Task requirements: What is the count of lines in the listing below that hold the string "JSON"? Reply with that number alone.

Available data:
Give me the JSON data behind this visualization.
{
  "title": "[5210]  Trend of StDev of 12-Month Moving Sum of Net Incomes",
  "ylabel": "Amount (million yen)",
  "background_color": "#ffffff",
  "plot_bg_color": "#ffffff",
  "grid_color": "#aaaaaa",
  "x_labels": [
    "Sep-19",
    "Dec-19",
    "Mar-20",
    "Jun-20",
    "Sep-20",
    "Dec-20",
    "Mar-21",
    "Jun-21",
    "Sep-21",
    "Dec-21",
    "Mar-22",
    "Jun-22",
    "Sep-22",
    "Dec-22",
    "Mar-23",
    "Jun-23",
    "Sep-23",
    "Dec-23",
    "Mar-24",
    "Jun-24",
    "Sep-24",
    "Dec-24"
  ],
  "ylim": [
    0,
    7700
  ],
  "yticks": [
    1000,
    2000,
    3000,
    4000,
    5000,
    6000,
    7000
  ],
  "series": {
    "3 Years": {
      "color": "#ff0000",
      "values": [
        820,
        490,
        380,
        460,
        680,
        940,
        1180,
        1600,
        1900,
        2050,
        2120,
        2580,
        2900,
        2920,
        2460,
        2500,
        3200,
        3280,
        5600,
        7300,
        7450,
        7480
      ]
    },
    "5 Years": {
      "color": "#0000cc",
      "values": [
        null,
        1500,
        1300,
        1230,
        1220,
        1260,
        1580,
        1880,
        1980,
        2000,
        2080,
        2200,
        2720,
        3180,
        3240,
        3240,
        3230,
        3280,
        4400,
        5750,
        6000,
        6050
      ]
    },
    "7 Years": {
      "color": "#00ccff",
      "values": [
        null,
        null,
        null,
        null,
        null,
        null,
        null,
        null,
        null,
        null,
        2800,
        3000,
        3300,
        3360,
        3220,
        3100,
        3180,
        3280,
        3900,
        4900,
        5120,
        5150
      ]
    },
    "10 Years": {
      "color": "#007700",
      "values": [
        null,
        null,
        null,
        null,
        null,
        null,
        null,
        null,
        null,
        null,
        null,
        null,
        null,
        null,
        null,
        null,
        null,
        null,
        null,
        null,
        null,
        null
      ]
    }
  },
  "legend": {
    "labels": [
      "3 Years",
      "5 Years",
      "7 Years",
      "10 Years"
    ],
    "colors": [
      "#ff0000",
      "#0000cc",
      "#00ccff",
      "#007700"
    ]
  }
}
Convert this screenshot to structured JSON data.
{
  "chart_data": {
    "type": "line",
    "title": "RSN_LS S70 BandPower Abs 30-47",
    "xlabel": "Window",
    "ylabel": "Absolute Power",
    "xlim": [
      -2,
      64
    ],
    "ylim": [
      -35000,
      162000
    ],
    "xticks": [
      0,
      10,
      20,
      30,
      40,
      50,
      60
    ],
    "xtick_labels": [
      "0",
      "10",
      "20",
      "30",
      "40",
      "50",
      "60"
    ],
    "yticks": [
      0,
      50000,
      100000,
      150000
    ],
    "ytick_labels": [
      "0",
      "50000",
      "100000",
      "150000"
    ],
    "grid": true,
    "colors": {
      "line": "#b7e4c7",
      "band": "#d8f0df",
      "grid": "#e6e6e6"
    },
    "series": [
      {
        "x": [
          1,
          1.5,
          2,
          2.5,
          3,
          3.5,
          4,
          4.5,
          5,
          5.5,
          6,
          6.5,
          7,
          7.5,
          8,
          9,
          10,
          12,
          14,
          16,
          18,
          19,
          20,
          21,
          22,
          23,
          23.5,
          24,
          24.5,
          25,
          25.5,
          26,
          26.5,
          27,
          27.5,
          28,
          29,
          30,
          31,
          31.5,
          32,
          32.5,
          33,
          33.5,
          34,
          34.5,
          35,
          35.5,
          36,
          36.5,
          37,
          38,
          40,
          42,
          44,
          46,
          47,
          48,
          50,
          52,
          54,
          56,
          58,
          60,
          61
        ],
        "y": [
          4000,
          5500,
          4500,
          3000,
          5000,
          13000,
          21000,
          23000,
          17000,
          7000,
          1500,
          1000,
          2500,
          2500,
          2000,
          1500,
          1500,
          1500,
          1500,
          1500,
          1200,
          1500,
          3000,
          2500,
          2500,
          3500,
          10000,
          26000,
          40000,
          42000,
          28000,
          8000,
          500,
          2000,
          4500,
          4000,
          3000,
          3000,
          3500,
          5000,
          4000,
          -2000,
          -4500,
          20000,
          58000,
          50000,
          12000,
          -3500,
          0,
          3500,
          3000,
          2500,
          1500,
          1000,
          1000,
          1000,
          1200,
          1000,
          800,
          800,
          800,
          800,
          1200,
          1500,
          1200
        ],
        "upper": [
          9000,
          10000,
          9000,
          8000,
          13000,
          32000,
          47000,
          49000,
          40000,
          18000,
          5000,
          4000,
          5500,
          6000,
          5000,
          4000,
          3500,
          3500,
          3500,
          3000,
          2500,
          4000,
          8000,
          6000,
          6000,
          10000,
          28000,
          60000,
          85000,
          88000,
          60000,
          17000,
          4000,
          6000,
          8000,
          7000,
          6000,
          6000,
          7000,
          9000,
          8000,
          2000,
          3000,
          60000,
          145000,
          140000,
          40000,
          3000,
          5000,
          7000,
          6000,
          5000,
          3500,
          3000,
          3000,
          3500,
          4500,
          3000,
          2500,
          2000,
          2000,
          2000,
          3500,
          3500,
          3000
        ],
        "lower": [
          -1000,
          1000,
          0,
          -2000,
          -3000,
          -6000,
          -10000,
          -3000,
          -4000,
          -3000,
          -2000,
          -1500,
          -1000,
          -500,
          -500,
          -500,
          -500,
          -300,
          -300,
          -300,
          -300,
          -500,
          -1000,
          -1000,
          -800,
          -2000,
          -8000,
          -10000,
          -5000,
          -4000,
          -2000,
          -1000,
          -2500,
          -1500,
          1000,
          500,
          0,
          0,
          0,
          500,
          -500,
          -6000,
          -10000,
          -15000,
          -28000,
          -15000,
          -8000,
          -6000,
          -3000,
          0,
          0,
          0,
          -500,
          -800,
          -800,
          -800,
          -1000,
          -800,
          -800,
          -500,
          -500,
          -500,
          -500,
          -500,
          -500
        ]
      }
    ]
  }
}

Written response: 2